• [Record list]

::::::::::

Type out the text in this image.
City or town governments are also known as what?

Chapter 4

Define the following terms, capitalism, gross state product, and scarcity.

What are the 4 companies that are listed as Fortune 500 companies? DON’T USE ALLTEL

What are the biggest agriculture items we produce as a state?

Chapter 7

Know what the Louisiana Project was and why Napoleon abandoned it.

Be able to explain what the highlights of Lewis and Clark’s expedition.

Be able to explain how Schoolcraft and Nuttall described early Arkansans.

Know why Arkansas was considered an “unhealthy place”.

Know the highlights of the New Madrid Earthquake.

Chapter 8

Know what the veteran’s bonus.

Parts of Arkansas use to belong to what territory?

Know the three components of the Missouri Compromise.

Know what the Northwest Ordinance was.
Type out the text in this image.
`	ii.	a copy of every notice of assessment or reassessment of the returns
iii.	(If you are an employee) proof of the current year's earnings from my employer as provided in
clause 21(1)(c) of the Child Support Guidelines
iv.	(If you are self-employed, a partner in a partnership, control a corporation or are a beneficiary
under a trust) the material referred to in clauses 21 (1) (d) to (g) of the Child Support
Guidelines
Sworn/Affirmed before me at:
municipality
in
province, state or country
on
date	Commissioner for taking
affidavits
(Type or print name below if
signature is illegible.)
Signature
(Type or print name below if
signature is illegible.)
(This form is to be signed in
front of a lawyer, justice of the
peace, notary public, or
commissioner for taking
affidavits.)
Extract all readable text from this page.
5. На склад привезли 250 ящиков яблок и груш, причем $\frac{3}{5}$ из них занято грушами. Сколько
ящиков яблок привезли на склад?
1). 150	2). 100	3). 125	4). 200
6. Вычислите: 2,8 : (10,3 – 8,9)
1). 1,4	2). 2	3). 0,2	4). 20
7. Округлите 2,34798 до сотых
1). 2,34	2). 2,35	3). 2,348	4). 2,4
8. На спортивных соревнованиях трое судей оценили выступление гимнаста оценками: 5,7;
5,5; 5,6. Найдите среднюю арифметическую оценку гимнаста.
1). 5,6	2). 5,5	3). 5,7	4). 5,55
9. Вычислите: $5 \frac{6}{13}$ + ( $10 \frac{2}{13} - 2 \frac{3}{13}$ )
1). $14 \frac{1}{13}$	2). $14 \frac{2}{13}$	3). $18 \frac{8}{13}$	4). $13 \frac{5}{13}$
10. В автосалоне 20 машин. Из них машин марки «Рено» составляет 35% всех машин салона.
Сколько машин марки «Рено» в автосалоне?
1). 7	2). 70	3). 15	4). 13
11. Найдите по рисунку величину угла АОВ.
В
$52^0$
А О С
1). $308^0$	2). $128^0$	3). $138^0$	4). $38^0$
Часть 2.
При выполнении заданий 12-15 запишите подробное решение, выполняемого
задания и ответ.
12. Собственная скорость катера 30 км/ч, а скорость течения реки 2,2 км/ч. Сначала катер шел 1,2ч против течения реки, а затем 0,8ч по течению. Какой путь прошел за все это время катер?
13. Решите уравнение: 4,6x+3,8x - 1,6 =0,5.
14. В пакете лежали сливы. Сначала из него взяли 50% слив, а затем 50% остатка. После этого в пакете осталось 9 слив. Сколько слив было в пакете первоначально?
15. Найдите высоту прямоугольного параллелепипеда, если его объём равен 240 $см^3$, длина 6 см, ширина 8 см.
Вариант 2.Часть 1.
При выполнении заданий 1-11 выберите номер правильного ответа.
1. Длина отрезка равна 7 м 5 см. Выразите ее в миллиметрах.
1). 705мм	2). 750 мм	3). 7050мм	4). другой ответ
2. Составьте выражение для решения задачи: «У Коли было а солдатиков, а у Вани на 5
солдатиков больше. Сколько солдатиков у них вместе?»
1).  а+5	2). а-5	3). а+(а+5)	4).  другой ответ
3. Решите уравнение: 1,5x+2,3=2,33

::::::::::

• [Written task] Write the entries again, exactly as they stand.

• [Result]
Type out the text in this image.
City or town governments are also known as what?

Chapter 4

Define the following terms, capitalism, gross state product, and scarcity.

What are the 4 companies that are listed as Fortune 500 companies? DON’T USE ALLTEL

What are the biggest agriculture items we produce as a state?

Chapter 7

Know what the Louisiana Project was and why Napoleon abandoned it.

Be able to explain what the highlights of Lewis and Clark’s expedition.

Be able to explain how Schoolcraft and Nuttall described early Arkansans.

Know why Arkansas was considered an “unhealthy place”.

Know the highlights of the New Madrid Earthquake.

Chapter 8

Know what the veteran’s bonus.

Parts of Arkansas use to belong to what territory?

Know the three components of the Missouri Compromise.

Know what the Northwest Ordinance was.
Type out the text in this image.
`	ii.	a copy of every notice of assessment or reassessment of the returns
iii.	(If you are an employee) proof of the current year's earnings from my employer as provided in
clause 21(1)(c) of the Child Support Guidelines
iv.	(If you are self-employed, a partner in a partnership, control a corporation or are a beneficiary
under a trust) the material referred to in clauses 21 (1) (d) to (g) of the Child Support
Guidelines
Sworn/Affirmed before me at:
municipality
in
province, state or country
on
date	Commissioner for taking
affidavits
(Type or print name below if
signature is illegible.)
Signature
(Type or print name below if
signature is illegible.)
(This form is to be signed in
front of a lawyer, justice of the
peace, notary public, or
commissioner for taking
affidavits.)
Extract all readable text from this page.
5. На склад привезли 250 ящиков яблок и груш, причем $\frac{3}{5}$ из них занято грушами. Сколько
ящиков яблок привезли на склад?
1). 150	2). 100	3). 125	4). 200
6. Вычислите: 2,8 : (10,3 – 8,9)
1). 1,4	2). 2	3). 0,2	4). 20
7. Округлите 2,34798 до сотых
1). 2,34	2). 2,35	3). 2,348	4). 2,4
8. На спортивных соревнованиях трое судей оценили выступление гимнаста оценками: 5,7;
5,5; 5,6. Найдите среднюю арифметическую оценку гимнаста.
1). 5,6	2). 5,5	3). 5,7	4). 5,55
9. Вычислите: $5 \frac{6}{13}$ + ( $10 \frac{2}{13} - 2 \frac{3}{13}$ )
1). $14 \frac{1}{13}$	2). $14 \frac{2}{13}$	3). $18 \frac{8}{13}$	4). $13 \frac{5}{13}$
10. В автосалоне 20 машин. Из них машин марки «Рено» составляет 35% всех машин салона.
Сколько машин марки «Рено» в автосалоне?
1). 7	2). 70	3). 15	4). 13
11. Найдите по рисунку величину угла АОВ.
В
$52^0$
А О С
1). $308^0$	2). $128^0$	3). $138^0$	4). $38^0$
Часть 2.
При выполнении заданий 12-15 запишите подробное решение, выполняемого
задания и ответ.
12. Собственная скорость катера 30 км/ч, а скорость течения реки 2,2 км/ч. Сначала катер шел 1,2ч против течения реки, а затем 0,8ч по течению. Какой путь прошел за все это время катер?
13. Решите уравнение: 4,6x+3,8x - 1,6 =0,5.
14. В пакете лежали сливы. Сначала из него взяли 50% слив, а затем 50% остатка. После этого в пакете осталось 9 слив. Сколько слив было в пакете первоначально?
15. Найдите высоту прямоугольного параллелепипеда, если его объём равен 240 $см^3$, длина 6 см, ширина 8 см.
Вариант 2.Часть 1.
При выполнении заданий 1-11 выберите номер правильного ответа.
1. Длина отрезка равна 7 м 5 см. Выразите ее в миллиметрах.
1). 705мм	2). 750 мм	3). 7050мм	4). другой ответ
2. Составьте выражение для решения задачи: «У Коли было а солдатиков, а у Вани на 5
солдатиков больше. Сколько солдатиков у них вместе?»
1).  а+5	2). а-5	3). а+(а+5)	4).  другой ответ
3. Решите уравнение: 1,5x+2,3=2,33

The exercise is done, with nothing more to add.